▸ **What you will do**
Give the records back in full, exactly as they read.

▼

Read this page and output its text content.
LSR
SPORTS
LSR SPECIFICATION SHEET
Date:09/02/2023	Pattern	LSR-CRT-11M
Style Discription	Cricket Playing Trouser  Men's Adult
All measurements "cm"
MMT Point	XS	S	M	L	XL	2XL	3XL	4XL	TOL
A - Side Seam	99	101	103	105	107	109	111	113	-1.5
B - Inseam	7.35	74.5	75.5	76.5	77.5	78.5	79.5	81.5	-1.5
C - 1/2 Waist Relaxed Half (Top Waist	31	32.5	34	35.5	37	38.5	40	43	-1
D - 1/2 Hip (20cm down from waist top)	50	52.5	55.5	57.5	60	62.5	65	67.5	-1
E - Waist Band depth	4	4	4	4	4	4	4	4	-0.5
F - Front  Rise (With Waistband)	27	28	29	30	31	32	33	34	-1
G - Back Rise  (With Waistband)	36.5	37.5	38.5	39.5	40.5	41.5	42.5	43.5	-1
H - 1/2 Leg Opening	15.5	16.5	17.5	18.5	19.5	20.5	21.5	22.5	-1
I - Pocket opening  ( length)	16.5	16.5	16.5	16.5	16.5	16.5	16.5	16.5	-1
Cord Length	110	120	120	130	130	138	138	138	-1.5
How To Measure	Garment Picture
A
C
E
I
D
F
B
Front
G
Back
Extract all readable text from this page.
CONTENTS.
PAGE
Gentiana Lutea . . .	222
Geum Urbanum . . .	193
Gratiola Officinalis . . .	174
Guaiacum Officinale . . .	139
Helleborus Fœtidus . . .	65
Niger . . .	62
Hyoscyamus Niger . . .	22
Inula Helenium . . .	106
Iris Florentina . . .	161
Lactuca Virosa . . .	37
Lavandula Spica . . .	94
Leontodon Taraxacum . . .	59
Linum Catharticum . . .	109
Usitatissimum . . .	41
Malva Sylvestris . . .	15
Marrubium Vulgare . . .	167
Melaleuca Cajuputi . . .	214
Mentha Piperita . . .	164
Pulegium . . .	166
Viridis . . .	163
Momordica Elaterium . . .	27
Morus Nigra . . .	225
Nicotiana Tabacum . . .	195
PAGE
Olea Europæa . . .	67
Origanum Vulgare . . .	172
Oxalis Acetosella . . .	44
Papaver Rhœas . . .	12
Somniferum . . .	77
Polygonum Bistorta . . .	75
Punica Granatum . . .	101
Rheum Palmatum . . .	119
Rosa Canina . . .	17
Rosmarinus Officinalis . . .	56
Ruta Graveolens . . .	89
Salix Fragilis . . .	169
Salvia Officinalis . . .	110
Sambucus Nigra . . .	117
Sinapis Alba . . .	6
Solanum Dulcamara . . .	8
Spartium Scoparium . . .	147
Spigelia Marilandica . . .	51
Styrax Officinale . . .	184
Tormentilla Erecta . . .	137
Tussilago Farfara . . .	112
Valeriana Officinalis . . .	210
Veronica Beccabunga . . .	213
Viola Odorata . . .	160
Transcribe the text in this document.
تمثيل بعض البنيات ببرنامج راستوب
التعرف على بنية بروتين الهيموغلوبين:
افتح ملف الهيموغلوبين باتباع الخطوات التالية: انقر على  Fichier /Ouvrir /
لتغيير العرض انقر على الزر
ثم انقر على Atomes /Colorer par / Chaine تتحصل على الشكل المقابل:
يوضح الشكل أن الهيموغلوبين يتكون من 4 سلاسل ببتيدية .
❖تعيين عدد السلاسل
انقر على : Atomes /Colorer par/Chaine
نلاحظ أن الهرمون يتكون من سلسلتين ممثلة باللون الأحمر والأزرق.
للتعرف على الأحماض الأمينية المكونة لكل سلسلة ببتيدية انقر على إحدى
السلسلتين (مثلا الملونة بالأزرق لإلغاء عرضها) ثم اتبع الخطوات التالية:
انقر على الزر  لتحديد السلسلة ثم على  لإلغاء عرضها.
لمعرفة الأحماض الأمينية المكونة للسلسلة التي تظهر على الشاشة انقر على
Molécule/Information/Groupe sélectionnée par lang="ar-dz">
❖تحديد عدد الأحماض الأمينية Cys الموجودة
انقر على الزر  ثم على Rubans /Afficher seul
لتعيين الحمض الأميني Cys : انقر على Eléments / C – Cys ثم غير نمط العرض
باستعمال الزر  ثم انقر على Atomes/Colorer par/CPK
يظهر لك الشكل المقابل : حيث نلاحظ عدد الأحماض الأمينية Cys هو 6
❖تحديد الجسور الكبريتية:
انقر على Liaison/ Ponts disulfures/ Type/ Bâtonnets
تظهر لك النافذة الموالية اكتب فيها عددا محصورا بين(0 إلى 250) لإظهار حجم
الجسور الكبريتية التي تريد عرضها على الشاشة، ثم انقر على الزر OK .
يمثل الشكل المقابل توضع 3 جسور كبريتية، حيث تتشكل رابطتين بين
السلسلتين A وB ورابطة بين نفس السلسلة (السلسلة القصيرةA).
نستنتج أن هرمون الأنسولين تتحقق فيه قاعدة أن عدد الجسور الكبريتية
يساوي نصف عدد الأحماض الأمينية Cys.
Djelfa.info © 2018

▲

▸ **Output of the task**
Read this page and output its text content.
LSR
SPORTS
LSR SPECIFICATION SHEET
Date:09/02/2023	Pattern	LSR-CRT-11M
Style Discription	Cricket Playing Trouser  Men's Adult
All measurements "cm"
MMT Point	XS	S	M	L	XL	2XL	3XL	4XL	TOL
A - Side Seam	99	101	103	105	107	109	111	113	-1.5
B - Inseam	7.35	74.5	75.5	76.5	77.5	78.5	79.5	81.5	-1.5
C - 1/2 Waist Relaxed Half (Top Waist	31	32.5	34	35.5	37	38.5	40	43	-1
D - 1/2 Hip (20cm down from waist top)	50	52.5	55.5	57.5	60	62.5	65	67.5	-1
E - Waist Band depth	4	4	4	4	4	4	4	4	-0.5
F - Front  Rise (With Waistband)	27	28	29	30	31	32	33	34	-1
G - Back Rise  (With Waistband)	36.5	37.5	38.5	39.5	40.5	41.5	42.5	43.5	-1
H - 1/2 Leg Opening	15.5	16.5	17.5	18.5	19.5	20.5	21.5	22.5	-1
I - Pocket opening  ( length)	16.5	16.5	16.5	16.5	16.5	16.5	16.5	16.5	-1
Cord Length	110	120	120	130	130	138	138	138	-1.5
How To Measure	Garment Picture
A
C
E
I
D
F
B
Front
G
Back
Extract all readable text from this page.
CONTENTS.
PAGE
Gentiana Lutea . . .	222
Geum Urbanum . . .	193
Gratiola Officinalis . . .	174
Guaiacum Officinale . . .	139
Helleborus Fœtidus . . .	65
Niger . . .	62
Hyoscyamus Niger . . .	22
Inula Helenium . . .	106
Iris Florentina . . .	161
Lactuca Virosa . . .	37
Lavandula Spica . . .	94
Leontodon Taraxacum . . .	59
Linum Catharticum . . .	109
Usitatissimum . . .	41
Malva Sylvestris . . .	15
Marrubium Vulgare . . .	167
Melaleuca Cajuputi . . .	214
Mentha Piperita . . .	164
Pulegium . . .	166
Viridis . . .	163
Momordica Elaterium . . .	27
Morus Nigra . . .	225
Nicotiana Tabacum . . .	195
PAGE
Olea Europæa . . .	67
Origanum Vulgare . . .	172
Oxalis Acetosella . . .	44
Papaver Rhœas . . .	12
Somniferum . . .	77
Polygonum Bistorta . . .	75
Punica Granatum . . .	101
Rheum Palmatum . . .	119
Rosa Canina . . .	17
Rosmarinus Officinalis . . .	56
Ruta Graveolens . . .	89
Salix Fragilis . . .	169
Salvia Officinalis . . .	110
Sambucus Nigra . . .	117
Sinapis Alba . . .	6
Solanum Dulcamara . . .	8
Spartium Scoparium . . .	147
Spigelia Marilandica . . .	51
Styrax Officinale . . .	184
Tormentilla Erecta . . .	137
Tussilago Farfara . . .	112
Valeriana Officinalis . . .	210
Veronica Beccabunga . . .	213
Viola Odorata . . .	160
Transcribe the text in this document.
تمثيل بعض البنيات ببرنامج راستوب
التعرف على بنية بروتين الهيموغلوبين:
افتح ملف الهيموغلوبين باتباع الخطوات التالية: انقر على  Fichier /Ouvrir /
لتغيير العرض انقر على الزر
ثم انقر على Atomes /Colorer par / Chaine تتحصل على الشكل المقابل:
يوضح الشكل أن الهيموغلوبين يتكون من 4 سلاسل ببتيدية .
❖تعيين عدد السلاسل
انقر على : Atomes /Colorer par/Chaine
نلاحظ أن الهرمون يتكون من سلسلتين ممثلة باللون الأحمر والأزرق.
للتعرف على الأحماض الأمينية المكونة لكل سلسلة ببتيدية انقر على إحدى
السلسلتين (مثلا الملونة بالأزرق لإلغاء عرضها) ثم اتبع الخطوات التالية:
انقر على الزر  لتحديد السلسلة ثم على  لإلغاء عرضها.
لمعرفة الأحماض الأمينية المكونة للسلسلة التي تظهر على الشاشة انقر على
Molécule/Information/Groupe sélectionnée par lang="ar-dz">
❖تحديد عدد الأحماض الأمينية Cys الموجودة
انقر على الزر  ثم على Rubans /Afficher seul
لتعيين الحمض الأميني Cys : انقر على Eléments / C – Cys ثم غير نمط العرض
باستعمال الزر  ثم انقر على Atomes/Colorer par/CPK
يظهر لك الشكل المقابل : حيث نلاحظ عدد الأحماض الأمينية Cys هو 6
❖تحديد الجسور الكبريتية:
انقر على Liaison/ Ponts disulfures/ Type/ Bâtonnets
تظهر لك النافذة الموالية اكتب فيها عددا محصورا بين(0 إلى 250) لإظهار حجم
الجسور الكبريتية التي تريد عرضها على الشاشة، ثم انقر على الزر OK .
يمثل الشكل المقابل توضع 3 جسور كبريتية، حيث تتشكل رابطتين بين
السلسلتين A وB ورابطة بين نفس السلسلة (السلسلة القصيرةA).
نستنتج أن هرمون الأنسولين تتحقق فيه قاعدة أن عدد الجسور الكبريتية
يساوي نصف عدد الأحماض الأمينية Cys.
Djelfa.info © 2018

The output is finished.